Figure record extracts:
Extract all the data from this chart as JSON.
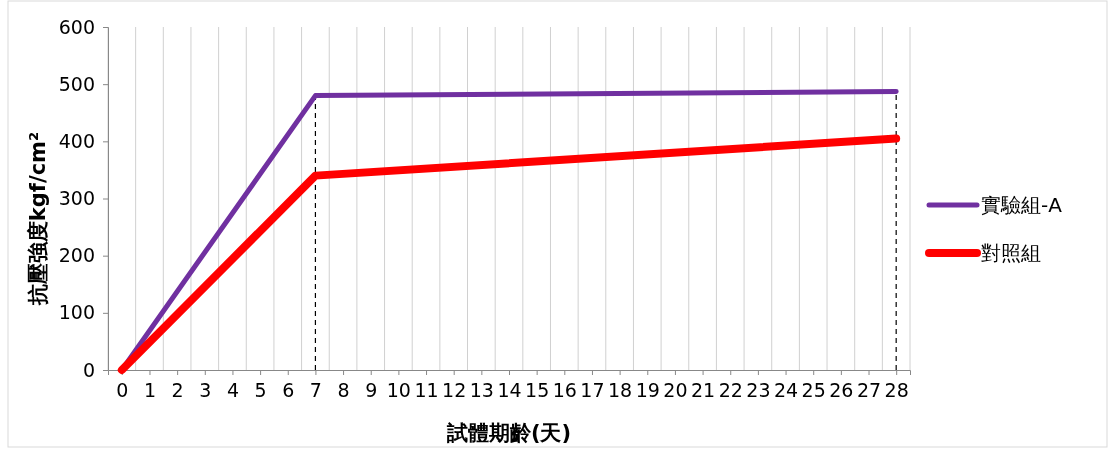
{
  "chart_data": {
    "type": "line",
    "xlabel": "試體期齡(天)",
    "ylabel": "抗壓強度kgf/cm²",
    "xlim": [
      -0.5,
      28.5
    ],
    "xticks": [
      0,
      1,
      2,
      3,
      4,
      5,
      6,
      7,
      8,
      9,
      10,
      11,
      12,
      13,
      14,
      15,
      16,
      17,
      18,
      19,
      20,
      21,
      22,
      23,
      24,
      25,
      26,
      27,
      28
    ],
    "ylim": [
      0,
      600
    ],
    "yticks": [
      0,
      100,
      200,
      300,
      400,
      500,
      600
    ],
    "grid": "x",
    "legend": "right",
    "marker": "none",
    "line_style": "solid",
    "series": [
      {
        "name": "實驗組-A",
        "color": "#7030a0",
        "x": [
          0,
          7,
          28
        ],
        "values": [
          0,
          480,
          487
        ]
      },
      {
        "name": "對照組",
        "color": "#ff0000",
        "x": [
          0,
          7,
          28
        ],
        "values": [
          0,
          340,
          405
        ]
      }
    ],
    "ref_lines": [
      {
        "axis": "x",
        "value": 7,
        "color": "#000000",
        "line_style": "dashed"
      },
      {
        "axis": "x",
        "value": 28,
        "color": "#000000",
        "line_style": "dashed"
      }
    ]
  }
}
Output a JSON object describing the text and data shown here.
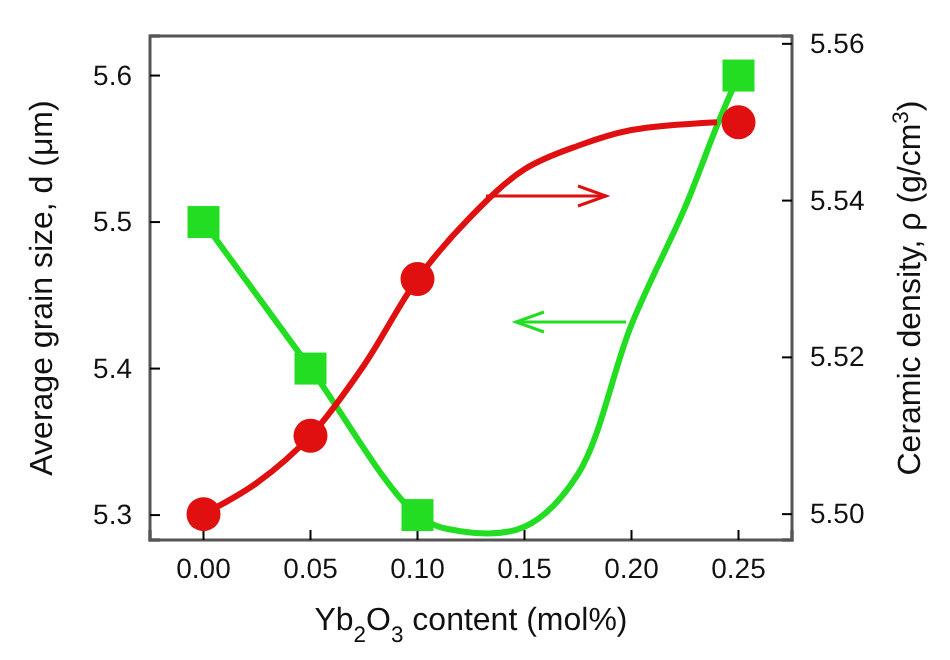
{
  "chart_data": {
    "type": "scatter",
    "xlabel": "Yb$_{2}$O$_{3}$ content (mol%)",
    "ylabel": "Average grain size, d (μm)",
    "y2label": "Ceramic density, ρ (g/cm$^{3}$)",
    "x": [
      0,
      0.05,
      0.1,
      0.25
    ],
    "xlim": [
      -0.025,
      0.275
    ],
    "xticks": [
      {
        "value": 0,
        "label": "0.00"
      },
      {
        "value": 0.05,
        "label": "0.05"
      },
      {
        "value": 0.1,
        "label": "0.10"
      },
      {
        "value": 0.15,
        "label": "0.15"
      },
      {
        "value": 0.2,
        "label": "0.20"
      },
      {
        "value": 0.25,
        "label": "0.25"
      }
    ],
    "ylim": [
      5.283,
      5.627
    ],
    "yticks": [
      {
        "value": 5.3,
        "label": "5.3"
      },
      {
        "value": 5.4,
        "label": "5.4"
      },
      {
        "value": 5.5,
        "label": "5.5"
      },
      {
        "value": 5.6,
        "label": "5.6"
      }
    ],
    "y2lim": [
      5.4967,
      5.561
    ],
    "y2ticks": [
      {
        "value": 5.5,
        "label": "5.50"
      },
      {
        "value": 5.52,
        "label": "5.52"
      },
      {
        "value": 5.54,
        "label": "5.54"
      },
      {
        "value": 5.56,
        "label": "5.56"
      }
    ],
    "series": [
      {
        "type": "line",
        "color": "#22dd22",
        "x": [
          0,
          0.05,
          0.1,
          0.12,
          0.15,
          0.175,
          0.2,
          0.225,
          0.24,
          0.25
        ],
        "values": [
          5.5,
          5.4,
          5.3,
          5.289,
          5.292,
          5.328,
          5.43,
          5.51,
          5.566,
          5.6
        ]
      },
      {
        "type": "line",
        "axis": "y2",
        "color": "#e01010",
        "x": [
          0,
          0.025,
          0.05,
          0.075,
          0.1,
          0.125,
          0.15,
          0.175,
          0.2,
          0.24
        ],
        "values": [
          5.5,
          5.504,
          5.51,
          5.519,
          5.53,
          5.538,
          5.544,
          5.547,
          5.549,
          5.55
        ]
      },
      {
        "marker": "square",
        "color": "#22dd22",
        "values": [
          5.5,
          5.4,
          5.3,
          5.6
        ]
      },
      {
        "marker": "circle",
        "axis": "y2",
        "color": "#e01010",
        "values": [
          5.5,
          5.51,
          5.53,
          5.55
        ]
      }
    ]
  }
}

Written request: Repeat the lines above exactly, and keep every picture out.

Response to this task:
Extract all the data from this chart as JSON.
{
  "chart_data": {
    "type": "line",
    "xlabel": "試體期齡(天)",
    "ylabel": "抗壓強度kgf/cm²",
    "xlim": [
      -0.5,
      28.5
    ],
    "xticks": [
      0,
      1,
      2,
      3,
      4,
      5,
      6,
      7,
      8,
      9,
      10,
      11,
      12,
      13,
      14,
      15,
      16,
      17,
      18,
      19,
      20,
      21,
      22,
      23,
      24,
      25,
      26,
      27,
      28
    ],
    "ylim": [
      0,
      600
    ],
    "yticks": [
      0,
      100,
      200,
      300,
      400,
      500,
      600
    ],
    "grid": "x",
    "legend": "right",
    "marker": "none",
    "line_style": "solid",
    "series": [
      {
        "name": "實驗組-A",
        "color": "#7030a0",
        "x": [
          0,
          7,
          28
        ],
        "values": [
          0,
          480,
          487
        ]
      },
      {
        "name": "對照組",
        "color": "#ff0000",
        "x": [
          0,
          7,
          28
        ],
        "values": [
          0,
          340,
          405
        ]
      }
    ],
    "ref_lines": [
      {
        "axis": "x",
        "value": 7,
        "color": "#000000",
        "line_style": "dashed"
      },
      {
        "axis": "x",
        "value": 28,
        "color": "#000000",
        "line_style": "dashed"
      }
    ]
  }
}
Output a JSON object describing the text and data shown here.
{
  "chart_data": {
    "type": "scatter",
    "xlabel": "Yb$_{2}$O$_{3}$ content (mol%)",
    "ylabel": "Average grain size, d (μm)",
    "y2label": "Ceramic density, ρ (g/cm$^{3}$)",
    "x": [
      0,
      0.05,
      0.1,
      0.25
    ],
    "xlim": [
      -0.025,
      0.275
    ],
    "xticks": [
      {
        "value": 0,
        "label": "0.00"
      },
      {
        "value": 0.05,
        "label": "0.05"
      },
      {
        "value": 0.1,
        "label": "0.10"
      },
      {
        "value": 0.15,
        "label": "0.15"
      },
      {
        "value": 0.2,
        "label": "0.20"
      },
      {
        "value": 0.25,
        "label": "0.25"
      }
    ],
    "ylim": [
      5.283,
      5.627
    ],
    "yticks": [
      {
        "value": 5.3,
        "label": "5.3"
      },
      {
        "value": 5.4,
        "label": "5.4"
      },
      {
        "value": 5.5,
        "label": "5.5"
      },
      {
        "value": 5.6,
        "label": "5.6"
      }
    ],
    "y2lim": [
      5.4967,
      5.561
    ],
    "y2ticks": [
      {
        "value": 5.5,
        "label": "5.50"
      },
      {
        "value": 5.52,
        "label": "5.52"
      },
      {
        "value": 5.54,
        "label": "5.54"
      },
      {
        "value": 5.56,
        "label": "5.56"
      }
    ],
    "series": [
      {
        "type": "line",
        "color": "#22dd22",
        "x": [
          0,
          0.05,
          0.1,
          0.12,
          0.15,
          0.175,
          0.2,
          0.225,
          0.24,
          0.25
        ],
        "values": [
          5.5,
          5.4,
          5.3,
          5.289,
          5.292,
          5.328,
          5.43,
          5.51,
          5.566,
          5.6
        ]
      },
      {
        "type": "line",
        "axis": "y2",
        "color": "#e01010",
        "x": [
          0,
          0.025,
          0.05,
          0.075,
          0.1,
          0.125,
          0.15,
          0.175,
          0.2,
          0.24
        ],
        "values": [
          5.5,
          5.504,
          5.51,
          5.519,
          5.53,
          5.538,
          5.544,
          5.547,
          5.549,
          5.55
        ]
      },
      {
        "marker": "square",
        "color": "#22dd22",
        "values": [
          5.5,
          5.4,
          5.3,
          5.6
        ]
      },
      {
        "marker": "circle",
        "axis": "y2",
        "color": "#e01010",
        "values": [
          5.5,
          5.51,
          5.53,
          5.55
        ]
      }
    ]
  }
}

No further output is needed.